Challenge: From the listing that follows, extract every line and set it down unaltered.

Begin

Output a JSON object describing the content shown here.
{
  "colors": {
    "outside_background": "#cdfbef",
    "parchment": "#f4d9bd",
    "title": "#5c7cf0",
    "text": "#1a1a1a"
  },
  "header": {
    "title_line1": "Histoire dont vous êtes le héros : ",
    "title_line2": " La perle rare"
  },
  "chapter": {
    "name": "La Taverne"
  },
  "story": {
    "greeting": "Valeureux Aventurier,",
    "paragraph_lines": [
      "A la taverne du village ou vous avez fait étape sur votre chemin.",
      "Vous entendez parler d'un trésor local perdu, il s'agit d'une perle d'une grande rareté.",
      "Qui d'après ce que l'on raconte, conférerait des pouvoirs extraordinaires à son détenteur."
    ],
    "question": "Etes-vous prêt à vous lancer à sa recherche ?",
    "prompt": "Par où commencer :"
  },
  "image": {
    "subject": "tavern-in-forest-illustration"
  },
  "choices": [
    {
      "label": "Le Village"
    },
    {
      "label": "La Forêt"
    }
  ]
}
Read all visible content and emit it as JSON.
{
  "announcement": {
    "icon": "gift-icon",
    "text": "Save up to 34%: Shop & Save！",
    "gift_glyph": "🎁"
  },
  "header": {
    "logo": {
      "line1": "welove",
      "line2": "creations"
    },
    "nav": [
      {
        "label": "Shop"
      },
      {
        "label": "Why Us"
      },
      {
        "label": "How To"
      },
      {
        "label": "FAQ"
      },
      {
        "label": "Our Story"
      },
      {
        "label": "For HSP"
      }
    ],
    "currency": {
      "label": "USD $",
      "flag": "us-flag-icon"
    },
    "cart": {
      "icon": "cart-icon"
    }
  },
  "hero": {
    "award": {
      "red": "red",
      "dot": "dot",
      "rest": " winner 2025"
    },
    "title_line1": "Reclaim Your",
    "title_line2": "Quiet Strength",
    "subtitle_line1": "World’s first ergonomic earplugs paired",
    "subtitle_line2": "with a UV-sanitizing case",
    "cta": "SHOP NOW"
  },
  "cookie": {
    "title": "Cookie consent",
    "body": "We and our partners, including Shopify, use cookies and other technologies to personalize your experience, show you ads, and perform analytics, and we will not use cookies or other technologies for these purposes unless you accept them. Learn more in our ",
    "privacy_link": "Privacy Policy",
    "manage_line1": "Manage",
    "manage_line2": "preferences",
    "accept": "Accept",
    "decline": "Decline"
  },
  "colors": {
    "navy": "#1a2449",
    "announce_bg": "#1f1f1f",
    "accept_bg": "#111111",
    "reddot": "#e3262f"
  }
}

End

Task solution:
Output a JSON object describing the content shown here.
{
  "colors": {
    "outside_background": "#cdfbef",
    "parchment": "#f4d9bd",
    "title": "#5c7cf0",
    "text": "#1a1a1a"
  },
  "header": {
    "title_line1": "Histoire dont vous êtes le héros : ",
    "title_line2": " La perle rare"
  },
  "chapter": {
    "name": "La Taverne"
  },
  "story": {
    "greeting": "Valeureux Aventurier,",
    "paragraph_lines": [
      "A la taverne du village ou vous avez fait étape sur votre chemin.",
      "Vous entendez parler d'un trésor local perdu, il s'agit d'une perle d'une grande rareté.",
      "Qui d'après ce que l'on raconte, conférerait des pouvoirs extraordinaires à son détenteur."
    ],
    "question": "Etes-vous prêt à vous lancer à sa recherche ?",
    "prompt": "Par où commencer :"
  },
  "image": {
    "subject": "tavern-in-forest-illustration"
  },
  "choices": [
    {
      "label": "Le Village"
    },
    {
      "label": "La Forêt"
    }
  ]
}
Read all visible content and emit it as JSON.
{
  "announcement": {
    "icon": "gift-icon",
    "text": "Save up to 34%: Shop & Save！",
    "gift_glyph": "🎁"
  },
  "header": {
    "logo": {
      "line1": "welove",
      "line2": "creations"
    },
    "nav": [
      {
        "label": "Shop"
      },
      {
        "label": "Why Us"
      },
      {
        "label": "How To"
      },
      {
        "label": "FAQ"
      },
      {
        "label": "Our Story"
      },
      {
        "label": "For HSP"
      }
    ],
    "currency": {
      "label": "USD $",
      "flag": "us-flag-icon"
    },
    "cart": {
      "icon": "cart-icon"
    }
  },
  "hero": {
    "award": {
      "red": "red",
      "dot": "dot",
      "rest": " winner 2025"
    },
    "title_line1": "Reclaim Your",
    "title_line2": "Quiet Strength",
    "subtitle_line1": "World’s first ergonomic earplugs paired",
    "subtitle_line2": "with a UV-sanitizing case",
    "cta": "SHOP NOW"
  },
  "cookie": {
    "title": "Cookie consent",
    "body": "We and our partners, including Shopify, use cookies and other technologies to personalize your experience, show you ads, and perform analytics, and we will not use cookies or other technologies for these purposes unless you accept them. Learn more in our ",
    "privacy_link": "Privacy Policy",
    "manage_line1": "Manage",
    "manage_line2": "preferences",
    "accept": "Accept",
    "decline": "Decline"
  },
  "colors": {
    "navy": "#1a2449",
    "announce_bg": "#1f1f1f",
    "accept_bg": "#111111",
    "reddot": "#e3262f"
  }
}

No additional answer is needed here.